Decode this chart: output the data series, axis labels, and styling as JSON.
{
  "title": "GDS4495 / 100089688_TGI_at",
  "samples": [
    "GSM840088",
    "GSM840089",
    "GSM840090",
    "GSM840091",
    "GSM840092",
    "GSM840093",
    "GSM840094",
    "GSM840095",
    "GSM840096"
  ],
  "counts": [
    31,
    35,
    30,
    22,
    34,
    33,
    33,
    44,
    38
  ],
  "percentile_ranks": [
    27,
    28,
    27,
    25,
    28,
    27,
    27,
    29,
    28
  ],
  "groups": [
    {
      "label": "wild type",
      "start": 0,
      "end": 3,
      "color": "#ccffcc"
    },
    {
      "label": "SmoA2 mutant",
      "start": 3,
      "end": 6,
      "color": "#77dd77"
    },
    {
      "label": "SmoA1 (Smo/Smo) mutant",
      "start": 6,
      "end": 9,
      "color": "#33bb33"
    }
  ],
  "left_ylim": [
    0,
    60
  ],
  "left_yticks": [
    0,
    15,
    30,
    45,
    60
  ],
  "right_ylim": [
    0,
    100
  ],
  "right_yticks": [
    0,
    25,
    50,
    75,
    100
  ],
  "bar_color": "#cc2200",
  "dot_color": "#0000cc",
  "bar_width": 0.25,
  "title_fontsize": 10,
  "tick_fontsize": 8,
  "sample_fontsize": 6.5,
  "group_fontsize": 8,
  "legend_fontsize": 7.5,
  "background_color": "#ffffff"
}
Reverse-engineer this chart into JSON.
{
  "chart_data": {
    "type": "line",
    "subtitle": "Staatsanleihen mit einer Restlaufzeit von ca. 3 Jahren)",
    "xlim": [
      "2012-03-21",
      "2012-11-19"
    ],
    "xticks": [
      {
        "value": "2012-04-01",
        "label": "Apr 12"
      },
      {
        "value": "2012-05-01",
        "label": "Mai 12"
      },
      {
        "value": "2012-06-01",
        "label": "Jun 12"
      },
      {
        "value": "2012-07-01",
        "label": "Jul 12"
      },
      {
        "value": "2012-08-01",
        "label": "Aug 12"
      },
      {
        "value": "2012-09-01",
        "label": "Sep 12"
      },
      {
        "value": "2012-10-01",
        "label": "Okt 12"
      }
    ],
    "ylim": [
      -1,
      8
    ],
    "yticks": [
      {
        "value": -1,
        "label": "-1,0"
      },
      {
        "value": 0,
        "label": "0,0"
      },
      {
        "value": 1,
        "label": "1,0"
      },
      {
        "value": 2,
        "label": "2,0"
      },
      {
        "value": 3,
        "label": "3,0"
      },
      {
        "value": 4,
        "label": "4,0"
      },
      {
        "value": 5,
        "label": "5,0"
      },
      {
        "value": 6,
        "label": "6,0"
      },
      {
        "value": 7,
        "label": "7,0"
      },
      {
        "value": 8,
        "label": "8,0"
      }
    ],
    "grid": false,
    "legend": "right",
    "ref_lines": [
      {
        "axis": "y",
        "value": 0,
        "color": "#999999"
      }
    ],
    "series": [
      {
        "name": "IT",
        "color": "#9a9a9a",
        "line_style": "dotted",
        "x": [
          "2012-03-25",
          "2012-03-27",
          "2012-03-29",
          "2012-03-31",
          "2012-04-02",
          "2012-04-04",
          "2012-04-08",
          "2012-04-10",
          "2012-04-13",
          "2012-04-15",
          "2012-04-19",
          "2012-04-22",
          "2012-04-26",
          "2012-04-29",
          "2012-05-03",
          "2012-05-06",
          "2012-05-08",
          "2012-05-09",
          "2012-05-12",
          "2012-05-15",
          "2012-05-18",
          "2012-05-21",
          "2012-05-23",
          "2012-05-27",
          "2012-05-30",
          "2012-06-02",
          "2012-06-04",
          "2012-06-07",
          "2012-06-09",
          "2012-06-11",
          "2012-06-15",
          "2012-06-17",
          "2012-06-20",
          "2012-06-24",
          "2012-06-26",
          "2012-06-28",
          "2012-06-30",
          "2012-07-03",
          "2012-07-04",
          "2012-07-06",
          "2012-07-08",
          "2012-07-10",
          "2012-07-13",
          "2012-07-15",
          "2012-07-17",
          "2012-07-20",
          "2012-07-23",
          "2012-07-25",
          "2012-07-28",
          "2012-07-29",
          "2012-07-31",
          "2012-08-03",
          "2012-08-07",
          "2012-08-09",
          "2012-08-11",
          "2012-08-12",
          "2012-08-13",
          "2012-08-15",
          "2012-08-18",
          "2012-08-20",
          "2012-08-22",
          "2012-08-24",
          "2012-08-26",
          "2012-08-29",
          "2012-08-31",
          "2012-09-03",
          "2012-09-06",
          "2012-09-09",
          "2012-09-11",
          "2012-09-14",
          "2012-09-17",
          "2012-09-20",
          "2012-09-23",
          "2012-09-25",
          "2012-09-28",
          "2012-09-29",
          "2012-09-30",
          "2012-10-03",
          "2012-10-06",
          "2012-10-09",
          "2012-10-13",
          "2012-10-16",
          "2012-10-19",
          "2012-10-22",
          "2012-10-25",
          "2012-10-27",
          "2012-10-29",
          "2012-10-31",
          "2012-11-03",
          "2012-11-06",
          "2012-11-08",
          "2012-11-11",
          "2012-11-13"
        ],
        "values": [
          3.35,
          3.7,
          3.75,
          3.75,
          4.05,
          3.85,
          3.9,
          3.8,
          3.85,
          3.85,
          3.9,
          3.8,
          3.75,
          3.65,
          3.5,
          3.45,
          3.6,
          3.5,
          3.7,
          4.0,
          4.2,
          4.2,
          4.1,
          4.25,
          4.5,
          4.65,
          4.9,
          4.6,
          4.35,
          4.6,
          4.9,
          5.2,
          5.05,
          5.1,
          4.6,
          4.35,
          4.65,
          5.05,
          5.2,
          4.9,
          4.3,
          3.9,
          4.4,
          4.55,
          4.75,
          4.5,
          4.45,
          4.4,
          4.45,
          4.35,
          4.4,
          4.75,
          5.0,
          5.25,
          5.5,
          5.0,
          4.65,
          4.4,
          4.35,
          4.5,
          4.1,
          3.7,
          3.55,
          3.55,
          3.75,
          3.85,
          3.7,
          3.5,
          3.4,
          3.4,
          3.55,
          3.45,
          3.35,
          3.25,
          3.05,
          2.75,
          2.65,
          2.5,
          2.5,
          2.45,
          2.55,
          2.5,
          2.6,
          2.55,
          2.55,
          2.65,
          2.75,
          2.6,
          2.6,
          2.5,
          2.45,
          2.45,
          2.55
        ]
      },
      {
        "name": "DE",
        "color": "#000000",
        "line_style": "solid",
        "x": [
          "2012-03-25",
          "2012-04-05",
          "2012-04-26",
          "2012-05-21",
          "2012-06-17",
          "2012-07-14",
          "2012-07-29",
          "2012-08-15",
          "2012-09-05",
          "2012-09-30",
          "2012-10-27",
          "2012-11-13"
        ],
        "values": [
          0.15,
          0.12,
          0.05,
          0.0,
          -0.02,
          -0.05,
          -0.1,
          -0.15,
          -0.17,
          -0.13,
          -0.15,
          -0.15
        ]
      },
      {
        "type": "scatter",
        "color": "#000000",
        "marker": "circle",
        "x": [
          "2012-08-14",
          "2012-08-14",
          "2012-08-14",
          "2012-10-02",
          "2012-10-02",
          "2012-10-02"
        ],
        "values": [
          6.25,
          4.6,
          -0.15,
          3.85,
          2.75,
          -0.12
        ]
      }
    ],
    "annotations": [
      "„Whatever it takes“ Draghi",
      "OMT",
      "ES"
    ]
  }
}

★ ★ ★ ★ ★

* Work instructions *
Show each line holding the word "JSON".

* Result for this exercise *
Decode this chart: output the data series, axis labels, and styling as JSON.
Reverse-engineer this chart into JSON.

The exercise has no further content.